- Directive -
Find each line containing the string "color" and return it.

- Data records -
____
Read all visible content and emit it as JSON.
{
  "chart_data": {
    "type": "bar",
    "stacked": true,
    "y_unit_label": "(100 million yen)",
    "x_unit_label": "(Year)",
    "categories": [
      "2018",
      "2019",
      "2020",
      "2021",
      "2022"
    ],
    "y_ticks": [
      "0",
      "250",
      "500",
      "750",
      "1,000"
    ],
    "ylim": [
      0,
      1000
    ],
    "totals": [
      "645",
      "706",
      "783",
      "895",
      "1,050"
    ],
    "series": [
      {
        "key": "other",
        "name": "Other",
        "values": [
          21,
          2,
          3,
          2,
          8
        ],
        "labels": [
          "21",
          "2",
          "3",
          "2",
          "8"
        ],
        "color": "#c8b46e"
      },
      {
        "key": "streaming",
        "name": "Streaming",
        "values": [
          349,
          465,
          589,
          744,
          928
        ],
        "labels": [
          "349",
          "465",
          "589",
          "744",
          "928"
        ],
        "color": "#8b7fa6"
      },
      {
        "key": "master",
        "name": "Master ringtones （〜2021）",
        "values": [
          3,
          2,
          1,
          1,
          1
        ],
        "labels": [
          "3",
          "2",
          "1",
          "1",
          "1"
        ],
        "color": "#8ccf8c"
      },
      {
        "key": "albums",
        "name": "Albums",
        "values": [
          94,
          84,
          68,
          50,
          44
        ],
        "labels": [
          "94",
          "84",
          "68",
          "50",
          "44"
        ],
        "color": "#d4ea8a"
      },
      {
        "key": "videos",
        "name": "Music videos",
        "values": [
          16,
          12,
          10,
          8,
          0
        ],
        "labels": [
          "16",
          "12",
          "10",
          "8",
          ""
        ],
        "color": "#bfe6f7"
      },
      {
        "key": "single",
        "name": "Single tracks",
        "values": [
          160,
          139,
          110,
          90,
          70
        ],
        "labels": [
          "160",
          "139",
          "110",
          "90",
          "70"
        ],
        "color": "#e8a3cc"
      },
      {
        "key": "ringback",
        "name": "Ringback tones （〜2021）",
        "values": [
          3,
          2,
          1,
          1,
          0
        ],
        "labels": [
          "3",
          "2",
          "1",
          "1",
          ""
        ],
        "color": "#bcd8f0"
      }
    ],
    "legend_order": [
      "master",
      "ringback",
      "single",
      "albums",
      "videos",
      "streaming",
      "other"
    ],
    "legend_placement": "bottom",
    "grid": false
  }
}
____
- Correct output -
        "color": "#c8b46e"
        "color": "#8b7fa6"
        "color": "#8ccf8c"
        "color": "#d4ea8a"
        "color": "#bfe6f7"
        "color": "#e8a3cc"
        "color": "#bcd8f0"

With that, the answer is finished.